▸ **TASK STATEMENT**
Count the lines in the data below that contain the word "lapangan" and give only that number.

▸ **THE RECORDS**
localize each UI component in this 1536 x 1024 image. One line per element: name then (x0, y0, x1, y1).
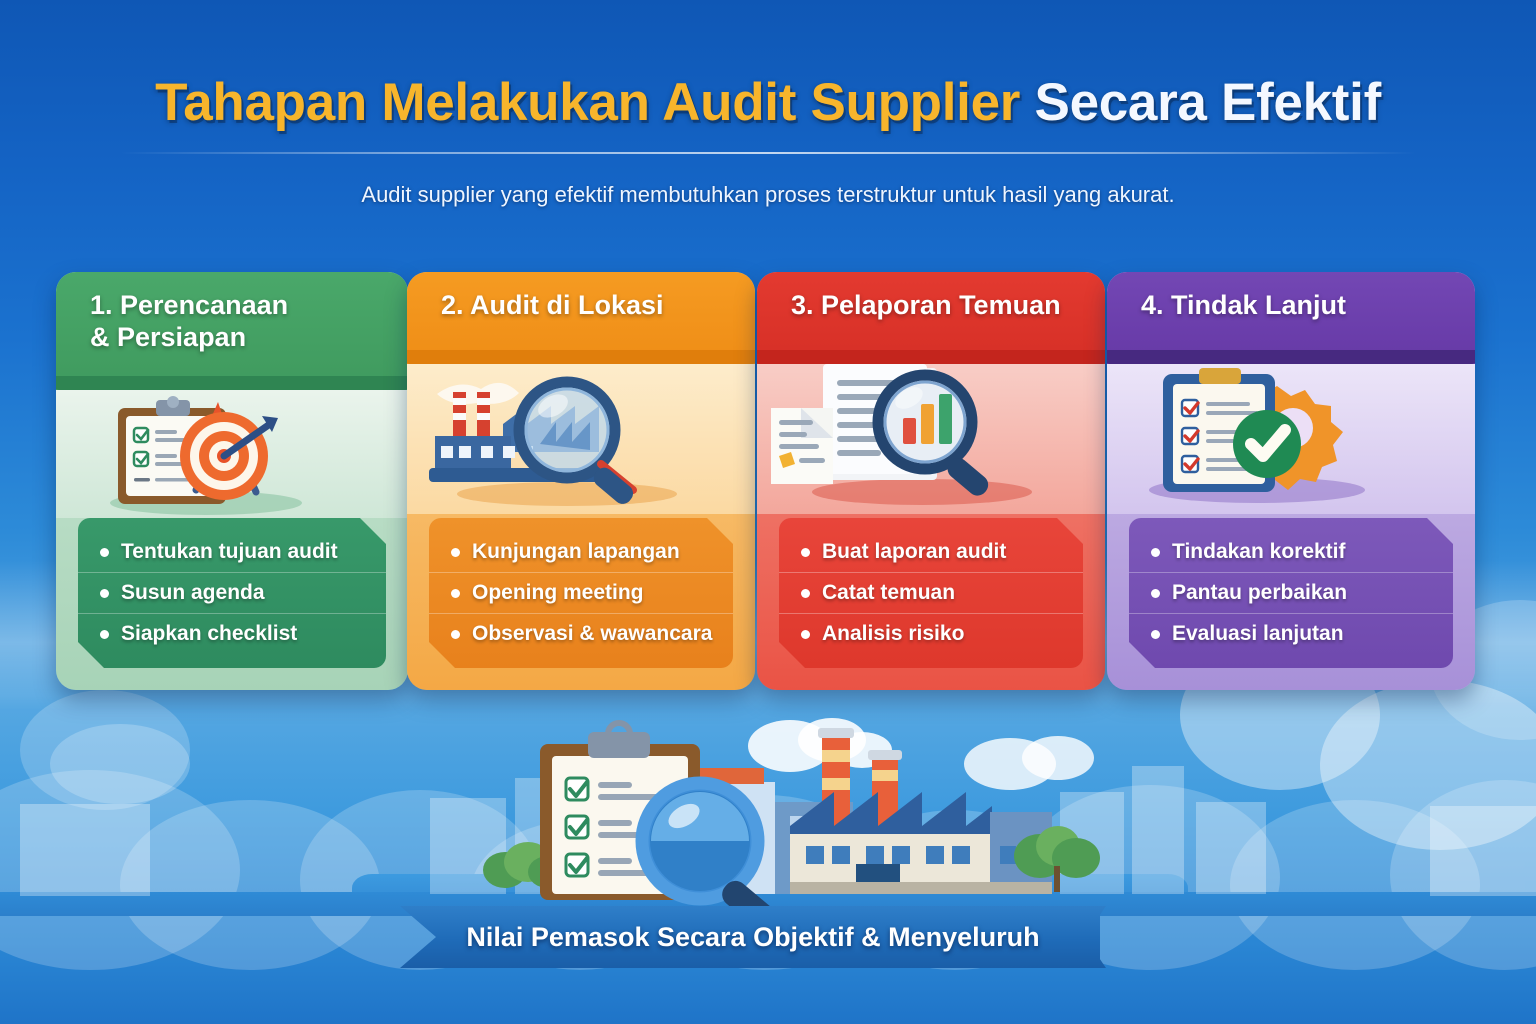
documents-chart-magnifier-icon (757, 364, 1105, 514)
title-gold-part: Tahapan Melakukan Audit Supplier (155, 73, 1020, 132)
clipboard-target-icon (56, 390, 408, 518)
list-item-label: Siapkan checklist (121, 622, 297, 646)
step-card-1-title-line2: & Persiapan (90, 322, 288, 354)
list-item[interactable]: Evaluasi lanjutan (1129, 613, 1453, 654)
step-card-4[interactable]: 4. Tindak Lanjut (1107, 272, 1475, 690)
bullet-icon (801, 548, 810, 557)
list-item-label: Analisis risiko (822, 622, 964, 646)
list-item-label: Tentukan tujuan audit (121, 540, 338, 564)
step-card-4-title-line1: 4. Tindak Lanjut (1141, 290, 1346, 322)
list-item-label: Buat laporan audit (822, 540, 1006, 564)
list-item-label: Susun agenda (121, 581, 265, 605)
list-item[interactable]: Susun agenda (78, 572, 386, 613)
list-item[interactable]: Catat temuan (779, 572, 1083, 613)
list-item[interactable]: Kunjungan lapangan (429, 532, 733, 572)
bullet-icon (100, 630, 109, 639)
bullet-icon (1151, 589, 1160, 598)
clipboard-magnifier-factory-scene (0, 706, 1536, 916)
factory-magnifier-icon (407, 364, 755, 514)
list-item-label: Evaluasi lanjutan (1172, 622, 1344, 646)
list-item[interactable]: Tindakan korektif (1129, 532, 1453, 572)
list-item-label: Tindakan korektif (1172, 540, 1346, 564)
bullet-icon (451, 589, 460, 598)
bullet-icon (801, 589, 810, 598)
list-item[interactable]: Observasi & wawancara (429, 613, 733, 654)
bullet-icon (100, 548, 109, 557)
page-title: Tahapan Melakukan Audit Supplier Secara … (0, 72, 1536, 133)
list-item-label: Pantau perbaikan (1172, 581, 1347, 605)
list-item[interactable]: Opening meeting (429, 572, 733, 613)
list-item-label: Kunjungan lapangan (472, 540, 680, 564)
step-card-3-list: Buat laporan audit Catat temuan Analisis… (779, 518, 1083, 668)
bottom-ribbon-text: Nilai Pemasok Secara Objektif & Menyelur… (400, 906, 1106, 968)
list-item-label: Observasi & wawancara (472, 622, 712, 646)
bullet-icon (451, 548, 460, 557)
bullet-icon (1151, 630, 1160, 639)
step-card-1-title-line1: 1. Perencanaan (90, 290, 288, 322)
step-card-2-title-line1: 2. Audit di Lokasi (441, 290, 664, 322)
step-card-3[interactable]: 3. Pelaporan Temuan (757, 272, 1105, 690)
step-card-2[interactable]: 2. Audit di Lokasi (407, 272, 755, 690)
list-item-label: Opening meeting (472, 581, 644, 605)
bullet-icon (451, 630, 460, 639)
clipboard-gear-check-icon (1107, 364, 1475, 514)
title-divider (120, 152, 1416, 154)
bullet-icon (1151, 548, 1160, 557)
step-card-2-list: Kunjungan lapangan Opening meeting Obser… (429, 518, 733, 668)
step-card-4-list: Tindakan korektif Pantau perbaikan Evalu… (1129, 518, 1453, 668)
title-white-part: Secara Efektif (1035, 73, 1381, 132)
step-card-3-title-line1: 3. Pelaporan Temuan (791, 290, 1061, 322)
step-card-1-header: 1. Perencanaan & Persiapan (56, 272, 408, 390)
list-item[interactable]: Buat laporan audit (779, 532, 1083, 572)
list-item[interactable]: Siapkan checklist (78, 613, 386, 654)
list-item[interactable]: Pantau perbaikan (1129, 572, 1453, 613)
bullet-icon (801, 630, 810, 639)
step-card-1-list: Tentukan tujuan audit Susun agenda Siapk… (78, 518, 386, 668)
step-card-1[interactable]: 1. Perencanaan & Persiapan (56, 272, 408, 690)
page-subtitle: Audit supplier yang efektif membutuhkan … (0, 182, 1536, 208)
list-item-label: Catat temuan (822, 581, 955, 605)
list-item[interactable]: Tentukan tujuan audit (78, 532, 386, 572)
bullet-icon (100, 589, 109, 598)
list-item[interactable]: Analisis risiko (779, 613, 1083, 654)
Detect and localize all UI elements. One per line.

▸ **FINISHED TASK**
3